-- begin Data supplied --
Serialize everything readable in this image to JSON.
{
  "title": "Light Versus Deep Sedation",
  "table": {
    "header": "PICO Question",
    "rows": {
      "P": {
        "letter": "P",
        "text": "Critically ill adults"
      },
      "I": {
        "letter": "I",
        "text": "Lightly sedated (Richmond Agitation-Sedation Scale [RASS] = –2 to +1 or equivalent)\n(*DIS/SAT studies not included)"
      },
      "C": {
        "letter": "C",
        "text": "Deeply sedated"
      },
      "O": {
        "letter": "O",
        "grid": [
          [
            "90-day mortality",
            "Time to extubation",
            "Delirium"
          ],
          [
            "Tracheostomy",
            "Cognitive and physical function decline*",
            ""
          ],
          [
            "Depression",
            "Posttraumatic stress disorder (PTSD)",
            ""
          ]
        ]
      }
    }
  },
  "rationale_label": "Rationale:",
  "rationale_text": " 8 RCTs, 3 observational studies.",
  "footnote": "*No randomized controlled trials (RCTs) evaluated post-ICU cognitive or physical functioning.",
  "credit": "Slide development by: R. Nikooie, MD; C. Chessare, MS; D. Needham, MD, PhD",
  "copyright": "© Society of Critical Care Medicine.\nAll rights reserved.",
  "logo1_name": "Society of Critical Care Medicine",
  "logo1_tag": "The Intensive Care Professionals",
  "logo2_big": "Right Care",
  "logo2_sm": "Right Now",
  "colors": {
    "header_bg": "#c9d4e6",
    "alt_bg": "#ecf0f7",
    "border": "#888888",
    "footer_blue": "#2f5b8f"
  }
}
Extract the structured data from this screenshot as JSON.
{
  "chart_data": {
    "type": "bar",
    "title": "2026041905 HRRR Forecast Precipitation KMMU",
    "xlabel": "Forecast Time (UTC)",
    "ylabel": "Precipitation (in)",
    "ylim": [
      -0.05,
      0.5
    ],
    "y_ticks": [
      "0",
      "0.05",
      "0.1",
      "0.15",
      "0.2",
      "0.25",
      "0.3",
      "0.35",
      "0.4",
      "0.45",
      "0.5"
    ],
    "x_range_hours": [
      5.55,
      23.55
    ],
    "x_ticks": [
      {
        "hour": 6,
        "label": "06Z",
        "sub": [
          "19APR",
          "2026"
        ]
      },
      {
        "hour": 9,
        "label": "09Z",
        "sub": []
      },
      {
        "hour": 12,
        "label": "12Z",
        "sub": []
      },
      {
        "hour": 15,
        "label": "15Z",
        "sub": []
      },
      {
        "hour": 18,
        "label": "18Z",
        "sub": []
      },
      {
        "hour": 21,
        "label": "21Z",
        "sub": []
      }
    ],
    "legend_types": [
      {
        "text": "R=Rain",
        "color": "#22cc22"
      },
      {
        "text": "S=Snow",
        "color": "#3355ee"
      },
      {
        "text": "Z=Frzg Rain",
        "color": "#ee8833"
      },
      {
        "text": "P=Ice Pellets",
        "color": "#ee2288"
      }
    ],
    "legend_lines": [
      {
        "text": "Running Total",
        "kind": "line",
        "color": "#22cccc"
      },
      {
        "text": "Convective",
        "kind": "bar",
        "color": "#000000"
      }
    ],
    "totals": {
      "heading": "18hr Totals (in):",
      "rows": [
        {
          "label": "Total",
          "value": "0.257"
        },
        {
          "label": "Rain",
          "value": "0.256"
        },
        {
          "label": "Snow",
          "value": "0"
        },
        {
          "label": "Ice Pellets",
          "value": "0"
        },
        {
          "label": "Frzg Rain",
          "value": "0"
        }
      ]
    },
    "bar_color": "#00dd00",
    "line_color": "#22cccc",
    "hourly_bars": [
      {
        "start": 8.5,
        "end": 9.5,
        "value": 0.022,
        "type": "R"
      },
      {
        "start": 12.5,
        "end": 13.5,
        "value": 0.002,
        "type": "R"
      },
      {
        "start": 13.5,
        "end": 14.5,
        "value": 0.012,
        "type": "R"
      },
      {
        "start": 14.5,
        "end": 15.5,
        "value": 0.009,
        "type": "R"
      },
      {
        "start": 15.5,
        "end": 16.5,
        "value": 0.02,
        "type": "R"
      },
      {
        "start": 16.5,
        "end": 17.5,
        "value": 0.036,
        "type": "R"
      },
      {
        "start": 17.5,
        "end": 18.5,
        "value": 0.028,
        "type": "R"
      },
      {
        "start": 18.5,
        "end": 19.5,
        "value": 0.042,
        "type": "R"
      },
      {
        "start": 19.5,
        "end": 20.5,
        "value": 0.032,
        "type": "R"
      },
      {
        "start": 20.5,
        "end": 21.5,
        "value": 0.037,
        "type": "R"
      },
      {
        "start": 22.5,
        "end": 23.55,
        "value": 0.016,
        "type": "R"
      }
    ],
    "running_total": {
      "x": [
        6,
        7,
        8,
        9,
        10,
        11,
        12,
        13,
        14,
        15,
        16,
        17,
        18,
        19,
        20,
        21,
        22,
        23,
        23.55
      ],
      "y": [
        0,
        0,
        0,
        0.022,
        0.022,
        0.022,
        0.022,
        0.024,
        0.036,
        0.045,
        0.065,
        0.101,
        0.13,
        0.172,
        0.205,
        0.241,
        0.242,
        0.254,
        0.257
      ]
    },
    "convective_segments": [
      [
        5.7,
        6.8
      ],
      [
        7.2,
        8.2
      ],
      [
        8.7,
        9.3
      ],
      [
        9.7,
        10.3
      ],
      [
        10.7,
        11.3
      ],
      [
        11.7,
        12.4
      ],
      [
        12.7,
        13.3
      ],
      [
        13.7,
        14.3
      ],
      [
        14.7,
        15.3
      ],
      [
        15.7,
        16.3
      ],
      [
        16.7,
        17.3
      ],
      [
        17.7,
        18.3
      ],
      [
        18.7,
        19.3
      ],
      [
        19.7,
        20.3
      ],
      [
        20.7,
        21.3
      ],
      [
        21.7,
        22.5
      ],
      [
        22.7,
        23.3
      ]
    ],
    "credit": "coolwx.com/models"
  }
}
-- end Data supplied --
**Challenge**. Print the material verbatim, all of it.

**Task answer**.
Serialize everything readable in this image to JSON.
{
  "title": "Light Versus Deep Sedation",
  "table": {
    "header": "PICO Question",
    "rows": {
      "P": {
        "letter": "P",
        "text": "Critically ill adults"
      },
      "I": {
        "letter": "I",
        "text": "Lightly sedated (Richmond Agitation-Sedation Scale [RASS] = –2 to +1 or equivalent)\n(*DIS/SAT studies not included)"
      },
      "C": {
        "letter": "C",
        "text": "Deeply sedated"
      },
      "O": {
        "letter": "O",
        "grid": [
          [
            "90-day mortality",
            "Time to extubation",
            "Delirium"
          ],
          [
            "Tracheostomy",
            "Cognitive and physical function decline*",
            ""
          ],
          [
            "Depression",
            "Posttraumatic stress disorder (PTSD)",
            ""
          ]
        ]
      }
    }
  },
  "rationale_label": "Rationale:",
  "rationale_text": " 8 RCTs, 3 observational studies.",
  "footnote": "*No randomized controlled trials (RCTs) evaluated post-ICU cognitive or physical functioning.",
  "credit": "Slide development by: R. Nikooie, MD; C. Chessare, MS; D. Needham, MD, PhD",
  "copyright": "© Society of Critical Care Medicine.\nAll rights reserved.",
  "logo1_name": "Society of Critical Care Medicine",
  "logo1_tag": "The Intensive Care Professionals",
  "logo2_big": "Right Care",
  "logo2_sm": "Right Now",
  "colors": {
    "header_bg": "#c9d4e6",
    "alt_bg": "#ecf0f7",
    "border": "#888888",
    "footer_blue": "#2f5b8f"
  }
}
Extract the structured data from this screenshot as JSON.
{
  "chart_data": {
    "type": "bar",
    "title": "2026041905 HRRR Forecast Precipitation KMMU",
    "xlabel": "Forecast Time (UTC)",
    "ylabel": "Precipitation (in)",
    "ylim": [
      -0.05,
      0.5
    ],
    "y_ticks": [
      "0",
      "0.05",
      "0.1",
      "0.15",
      "0.2",
      "0.25",
      "0.3",
      "0.35",
      "0.4",
      "0.45",
      "0.5"
    ],
    "x_range_hours": [
      5.55,
      23.55
    ],
    "x_ticks": [
      {
        "hour": 6,
        "label": "06Z",
        "sub": [
          "19APR",
          "2026"
        ]
      },
      {
        "hour": 9,
        "label": "09Z",
        "sub": []
      },
      {
        "hour": 12,
        "label": "12Z",
        "sub": []
      },
      {
        "hour": 15,
        "label": "15Z",
        "sub": []
      },
      {
        "hour": 18,
        "label": "18Z",
        "sub": []
      },
      {
        "hour": 21,
        "label": "21Z",
        "sub": []
      }
    ],
    "legend_types": [
      {
        "text": "R=Rain",
        "color": "#22cc22"
      },
      {
        "text": "S=Snow",
        "color": "#3355ee"
      },
      {
        "text": "Z=Frzg Rain",
        "color": "#ee8833"
      },
      {
        "text": "P=Ice Pellets",
        "color": "#ee2288"
      }
    ],
    "legend_lines": [
      {
        "text": "Running Total",
        "kind": "line",
        "color": "#22cccc"
      },
      {
        "text": "Convective",
        "kind": "bar",
        "color": "#000000"
      }
    ],
    "totals": {
      "heading": "18hr Totals (in):",
      "rows": [
        {
          "label": "Total",
          "value": "0.257"
        },
        {
          "label": "Rain",
          "value": "0.256"
        },
        {
          "label": "Snow",
          "value": "0"
        },
        {
          "label": "Ice Pellets",
          "value": "0"
        },
        {
          "label": "Frzg Rain",
          "value": "0"
        }
      ]
    },
    "bar_color": "#00dd00",
    "line_color": "#22cccc",
    "hourly_bars": [
      {
        "start": 8.5,
        "end": 9.5,
        "value": 0.022,
        "type": "R"
      },
      {
        "start": 12.5,
        "end": 13.5,
        "value": 0.002,
        "type": "R"
      },
      {
        "start": 13.5,
        "end": 14.5,
        "value": 0.012,
        "type": "R"
      },
      {
        "start": 14.5,
        "end": 15.5,
        "value": 0.009,
        "type": "R"
      },
      {
        "start": 15.5,
        "end": 16.5,
        "value": 0.02,
        "type": "R"
      },
      {
        "start": 16.5,
        "end": 17.5,
        "value": 0.036,
        "type": "R"
      },
      {
        "start": 17.5,
        "end": 18.5,
        "value": 0.028,
        "type": "R"
      },
      {
        "start": 18.5,
        "end": 19.5,
        "value": 0.042,
        "type": "R"
      },
      {
        "start": 19.5,
        "end": 20.5,
        "value": 0.032,
        "type": "R"
      },
      {
        "start": 20.5,
        "end": 21.5,
        "value": 0.037,
        "type": "R"
      },
      {
        "start": 22.5,
        "end": 23.55,
        "value": 0.016,
        "type": "R"
      }
    ],
    "running_total": {
      "x": [
        6,
        7,
        8,
        9,
        10,
        11,
        12,
        13,
        14,
        15,
        16,
        17,
        18,
        19,
        20,
        21,
        22,
        23,
        23.55
      ],
      "y": [
        0,
        0,
        0,
        0.022,
        0.022,
        0.022,
        0.022,
        0.024,
        0.036,
        0.045,
        0.065,
        0.101,
        0.13,
        0.172,
        0.205,
        0.241,
        0.242,
        0.254,
        0.257
      ]
    },
    "convective_segments": [
      [
        5.7,
        6.8
      ],
      [
        7.2,
        8.2
      ],
      [
        8.7,
        9.3
      ],
      [
        9.7,
        10.3
      ],
      [
        10.7,
        11.3
      ],
      [
        11.7,
        12.4
      ],
      [
        12.7,
        13.3
      ],
      [
        13.7,
        14.3
      ],
      [
        14.7,
        15.3
      ],
      [
        15.7,
        16.3
      ],
      [
        16.7,
        17.3
      ],
      [
        17.7,
        18.3
      ],
      [
        18.7,
        19.3
      ],
      [
        19.7,
        20.3
      ],
      [
        20.7,
        21.3
      ],
      [
        21.7,
        22.5
      ],
      [
        22.7,
        23.3
      ]
    ],
    "credit": "coolwx.com/models"
  }
}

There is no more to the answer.